[Stored entries]
################

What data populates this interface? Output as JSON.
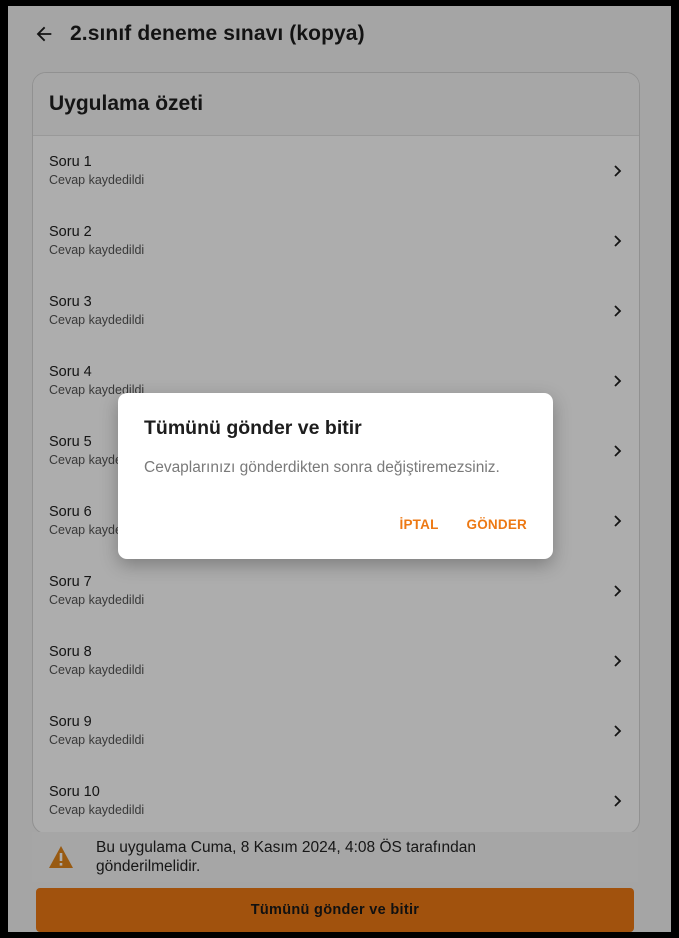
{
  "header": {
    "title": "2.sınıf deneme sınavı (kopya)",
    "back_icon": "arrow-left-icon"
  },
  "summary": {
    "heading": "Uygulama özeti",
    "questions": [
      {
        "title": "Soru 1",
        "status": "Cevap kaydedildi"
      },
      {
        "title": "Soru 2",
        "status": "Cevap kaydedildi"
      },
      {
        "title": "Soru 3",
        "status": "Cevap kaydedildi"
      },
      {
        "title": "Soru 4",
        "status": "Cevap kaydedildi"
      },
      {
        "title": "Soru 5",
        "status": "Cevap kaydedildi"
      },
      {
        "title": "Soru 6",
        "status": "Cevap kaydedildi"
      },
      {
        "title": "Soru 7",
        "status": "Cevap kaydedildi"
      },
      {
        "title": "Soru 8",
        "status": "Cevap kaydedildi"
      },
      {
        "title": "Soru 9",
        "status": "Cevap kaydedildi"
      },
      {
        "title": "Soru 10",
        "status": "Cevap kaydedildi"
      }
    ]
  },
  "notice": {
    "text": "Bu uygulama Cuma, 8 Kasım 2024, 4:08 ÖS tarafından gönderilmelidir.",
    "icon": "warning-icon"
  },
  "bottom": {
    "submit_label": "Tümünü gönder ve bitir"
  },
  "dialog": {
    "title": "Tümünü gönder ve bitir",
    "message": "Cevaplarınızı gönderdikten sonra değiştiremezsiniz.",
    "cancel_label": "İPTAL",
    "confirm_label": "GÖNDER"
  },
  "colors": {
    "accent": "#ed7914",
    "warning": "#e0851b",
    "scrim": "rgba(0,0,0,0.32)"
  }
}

################

Problem description
Your task is to copy the entries in full and exactly, without any images.

Correct output
What data populates this interface? Output as JSON.
{
  "header": {
    "title": "2.sınıf deneme sınavı (kopya)",
    "back_icon": "arrow-left-icon"
  },
  "summary": {
    "heading": "Uygulama özeti",
    "questions": [
      {
        "title": "Soru 1",
        "status": "Cevap kaydedildi"
      },
      {
        "title": "Soru 2",
        "status": "Cevap kaydedildi"
      },
      {
        "title": "Soru 3",
        "status": "Cevap kaydedildi"
      },
      {
        "title": "Soru 4",
        "status": "Cevap kaydedildi"
      },
      {
        "title": "Soru 5",
        "status": "Cevap kaydedildi"
      },
      {
        "title": "Soru 6",
        "status": "Cevap kaydedildi"
      },
      {
        "title": "Soru 7",
        "status": "Cevap kaydedildi"
      },
      {
        "title": "Soru 8",
        "status": "Cevap kaydedildi"
      },
      {
        "title": "Soru 9",
        "status": "Cevap kaydedildi"
      },
      {
        "title": "Soru 10",
        "status": "Cevap kaydedildi"
      }
    ]
  },
  "notice": {
    "text": "Bu uygulama Cuma, 8 Kasım 2024, 4:08 ÖS tarafından gönderilmelidir.",
    "icon": "warning-icon"
  },
  "bottom": {
    "submit_label": "Tümünü gönder ve bitir"
  },
  "dialog": {
    "title": "Tümünü gönder ve bitir",
    "message": "Cevaplarınızı gönderdikten sonra değiştiremezsiniz.",
    "cancel_label": "İPTAL",
    "confirm_label": "GÖNDER"
  },
  "colors": {
    "accent": "#ed7914",
    "warning": "#e0851b",
    "scrim": "rgba(0,0,0,0.32)"
  }
}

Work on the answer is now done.